- GIVEN PROBLEM:
From the Rocky Brands earnings release, copy word for word the passage between "NELSONVILLE, Ohio, February" and "December 31, 2009.", inclusive.

- SUPPLIED TEXT:
EX-99.1 2 v174908_ex99-1.htm
ROCKY BRANDS, INC.
 
 
Company Contact:
Jim McDonald
 
 
Chief Financial Officer
   
(740) 753-1951
     
 
Investor Relations:
ICR, Inc.
 
 
Brendon Frey/Chad Jacobs
 
 
(203) 682-8200

ROCKY BRANDS, INC. ANNOUNCES FOURTH QUARTER AND 2009 FULL YEAR RESULTS
Fourth Quarter Non-GAAP Diluted Earnings Per Share Improves 85% to $0.24
Funded Debt Decreased $32.1 million, or 37% to $55.6 Million
Inventories Declined 21% to $55.4 Million


NELSONVILLE, Ohio, February 18, 2010 – Rocky Brands, Inc. (Nasdaq: RCKY) today announced financial results for its fourth quarter and fiscal year ended December 31, 2009.

For the fourth quarter of 2009, net sales were $61.7 million versus net sales of $66.0 million in the fourth quarter of 2008. The Company reported net income of $0.9 million, or $0.16 per diluted share in 2009, versus a net loss of $2.2 million, or ($0.41) per diluted share for the fourth quarter of 2008.

The Company reported Non-GAAP earnings of $0.24 per diluted share in the fourth quarter of 2009, excluding restructuring charges of ($0.08) per diluted share associated with the closing of fifteen mini warehouses that the Company operated under its Lehigh retail division and the relocation of its customer service center to Nelsonville from Nashville compared to earnings of $0.13 per diluted share in the fourth quarter of 2008, excluding non-cash charges of ($0.54) per diluted share for the write-down of the Lehigh and Gates trademarks.  A reconciliation of income per diluted share on a GAAP basis to income per diluted share excluding the restructuring and non-cash impairment charges is shown below.

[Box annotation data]
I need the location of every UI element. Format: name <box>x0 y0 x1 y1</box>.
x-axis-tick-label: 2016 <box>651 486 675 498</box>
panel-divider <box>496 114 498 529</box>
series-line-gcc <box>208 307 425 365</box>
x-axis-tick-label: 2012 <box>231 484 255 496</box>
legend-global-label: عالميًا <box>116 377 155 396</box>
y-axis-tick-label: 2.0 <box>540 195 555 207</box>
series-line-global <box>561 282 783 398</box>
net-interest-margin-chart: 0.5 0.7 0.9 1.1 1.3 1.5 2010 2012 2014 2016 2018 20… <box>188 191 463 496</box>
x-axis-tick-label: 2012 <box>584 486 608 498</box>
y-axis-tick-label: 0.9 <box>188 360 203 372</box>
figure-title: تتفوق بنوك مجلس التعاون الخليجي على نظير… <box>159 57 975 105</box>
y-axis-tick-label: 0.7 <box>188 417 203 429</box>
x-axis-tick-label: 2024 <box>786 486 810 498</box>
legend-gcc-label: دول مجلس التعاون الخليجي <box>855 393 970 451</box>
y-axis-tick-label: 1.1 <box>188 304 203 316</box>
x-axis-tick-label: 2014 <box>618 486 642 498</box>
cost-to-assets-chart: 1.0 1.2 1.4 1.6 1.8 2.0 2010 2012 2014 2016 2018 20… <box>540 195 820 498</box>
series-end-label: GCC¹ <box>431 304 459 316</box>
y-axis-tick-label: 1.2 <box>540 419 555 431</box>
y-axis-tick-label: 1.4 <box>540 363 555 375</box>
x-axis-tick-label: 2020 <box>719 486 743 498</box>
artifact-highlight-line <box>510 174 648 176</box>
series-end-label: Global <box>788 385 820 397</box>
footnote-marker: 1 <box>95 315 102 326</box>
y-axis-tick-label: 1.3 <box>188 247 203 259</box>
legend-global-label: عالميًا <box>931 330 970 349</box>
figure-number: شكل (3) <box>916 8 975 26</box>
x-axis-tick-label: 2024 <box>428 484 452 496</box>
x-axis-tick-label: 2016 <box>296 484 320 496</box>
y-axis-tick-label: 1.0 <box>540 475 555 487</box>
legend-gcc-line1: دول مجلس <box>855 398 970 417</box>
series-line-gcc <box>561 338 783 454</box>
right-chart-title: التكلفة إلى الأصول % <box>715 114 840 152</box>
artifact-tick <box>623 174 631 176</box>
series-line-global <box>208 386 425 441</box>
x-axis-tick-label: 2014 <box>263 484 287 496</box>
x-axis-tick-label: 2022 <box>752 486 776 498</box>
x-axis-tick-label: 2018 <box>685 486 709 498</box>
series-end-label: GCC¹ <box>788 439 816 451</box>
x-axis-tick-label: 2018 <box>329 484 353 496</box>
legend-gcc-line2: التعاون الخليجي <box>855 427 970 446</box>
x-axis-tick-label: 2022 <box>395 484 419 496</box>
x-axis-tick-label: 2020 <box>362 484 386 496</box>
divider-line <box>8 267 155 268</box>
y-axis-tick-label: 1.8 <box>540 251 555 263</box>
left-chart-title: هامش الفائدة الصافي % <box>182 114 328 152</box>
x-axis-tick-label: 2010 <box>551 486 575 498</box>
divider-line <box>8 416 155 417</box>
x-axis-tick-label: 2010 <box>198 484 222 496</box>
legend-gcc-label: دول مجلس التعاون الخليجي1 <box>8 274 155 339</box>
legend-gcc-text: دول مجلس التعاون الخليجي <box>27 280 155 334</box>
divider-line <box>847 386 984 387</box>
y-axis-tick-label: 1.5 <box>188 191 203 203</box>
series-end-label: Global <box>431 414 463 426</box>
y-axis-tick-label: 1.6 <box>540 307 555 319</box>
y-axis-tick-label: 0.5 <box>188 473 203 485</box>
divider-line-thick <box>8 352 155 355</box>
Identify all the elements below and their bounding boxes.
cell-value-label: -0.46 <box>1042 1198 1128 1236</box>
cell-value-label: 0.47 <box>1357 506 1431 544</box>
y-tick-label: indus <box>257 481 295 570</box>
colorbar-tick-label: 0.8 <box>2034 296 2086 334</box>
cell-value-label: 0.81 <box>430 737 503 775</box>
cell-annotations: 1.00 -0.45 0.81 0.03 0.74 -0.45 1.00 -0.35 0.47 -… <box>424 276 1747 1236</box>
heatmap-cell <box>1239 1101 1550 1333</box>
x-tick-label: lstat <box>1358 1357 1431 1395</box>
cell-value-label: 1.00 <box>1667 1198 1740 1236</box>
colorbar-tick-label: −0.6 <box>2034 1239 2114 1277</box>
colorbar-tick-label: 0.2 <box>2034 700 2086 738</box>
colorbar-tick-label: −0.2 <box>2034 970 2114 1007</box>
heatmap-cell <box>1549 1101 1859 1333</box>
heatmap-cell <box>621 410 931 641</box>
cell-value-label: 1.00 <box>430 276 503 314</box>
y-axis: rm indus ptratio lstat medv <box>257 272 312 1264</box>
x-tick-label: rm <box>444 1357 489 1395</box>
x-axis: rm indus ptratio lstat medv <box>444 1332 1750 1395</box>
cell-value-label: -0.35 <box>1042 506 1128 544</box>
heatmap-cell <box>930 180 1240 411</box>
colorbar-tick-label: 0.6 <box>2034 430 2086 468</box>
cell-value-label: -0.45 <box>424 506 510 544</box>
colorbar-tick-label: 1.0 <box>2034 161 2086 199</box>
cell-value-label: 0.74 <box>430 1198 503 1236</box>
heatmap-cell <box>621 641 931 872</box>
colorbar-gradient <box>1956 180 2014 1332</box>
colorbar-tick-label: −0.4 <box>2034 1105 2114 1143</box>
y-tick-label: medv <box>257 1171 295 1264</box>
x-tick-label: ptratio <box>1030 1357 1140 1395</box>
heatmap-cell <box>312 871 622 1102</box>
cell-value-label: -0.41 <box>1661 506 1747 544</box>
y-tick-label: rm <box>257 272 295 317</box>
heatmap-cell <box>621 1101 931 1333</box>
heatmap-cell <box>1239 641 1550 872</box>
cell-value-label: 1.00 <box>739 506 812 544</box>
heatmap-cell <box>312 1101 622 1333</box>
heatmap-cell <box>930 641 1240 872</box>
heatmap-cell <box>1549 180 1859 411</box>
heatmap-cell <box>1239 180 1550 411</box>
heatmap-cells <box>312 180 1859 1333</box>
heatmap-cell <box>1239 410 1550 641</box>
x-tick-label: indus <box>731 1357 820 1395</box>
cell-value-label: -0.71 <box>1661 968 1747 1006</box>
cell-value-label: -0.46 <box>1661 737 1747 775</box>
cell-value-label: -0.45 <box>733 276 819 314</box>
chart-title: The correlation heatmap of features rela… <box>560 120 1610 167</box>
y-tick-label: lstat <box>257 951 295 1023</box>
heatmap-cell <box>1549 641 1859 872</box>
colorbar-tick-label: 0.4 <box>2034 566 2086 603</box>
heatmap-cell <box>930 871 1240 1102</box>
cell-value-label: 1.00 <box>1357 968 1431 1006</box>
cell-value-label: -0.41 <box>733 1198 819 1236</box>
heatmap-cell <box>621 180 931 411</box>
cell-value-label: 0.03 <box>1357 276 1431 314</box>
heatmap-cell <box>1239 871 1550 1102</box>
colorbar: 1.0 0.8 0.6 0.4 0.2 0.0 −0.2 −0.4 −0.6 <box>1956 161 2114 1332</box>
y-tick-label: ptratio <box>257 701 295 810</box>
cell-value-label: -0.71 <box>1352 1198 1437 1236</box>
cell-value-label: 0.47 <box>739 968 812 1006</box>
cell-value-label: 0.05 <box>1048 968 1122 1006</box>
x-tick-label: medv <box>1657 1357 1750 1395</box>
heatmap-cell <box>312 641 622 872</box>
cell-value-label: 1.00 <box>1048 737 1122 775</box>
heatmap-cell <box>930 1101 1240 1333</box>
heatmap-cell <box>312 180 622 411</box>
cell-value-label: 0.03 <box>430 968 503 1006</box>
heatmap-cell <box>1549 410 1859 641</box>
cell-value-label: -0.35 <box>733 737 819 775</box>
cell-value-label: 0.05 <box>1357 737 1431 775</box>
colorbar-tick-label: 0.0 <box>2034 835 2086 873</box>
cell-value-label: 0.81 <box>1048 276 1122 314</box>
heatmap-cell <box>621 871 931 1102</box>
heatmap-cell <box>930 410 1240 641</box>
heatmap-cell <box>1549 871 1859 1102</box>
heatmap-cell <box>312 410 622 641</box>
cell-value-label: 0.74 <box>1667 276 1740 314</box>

- SOLUTION BELOW:
NELSONVILLE, Ohio, February 18, 2010 – Rocky Brands, Inc. (Nasdaq: RCKY) today announced financial results for its fourth quarter and fiscal year ended December 31, 2009.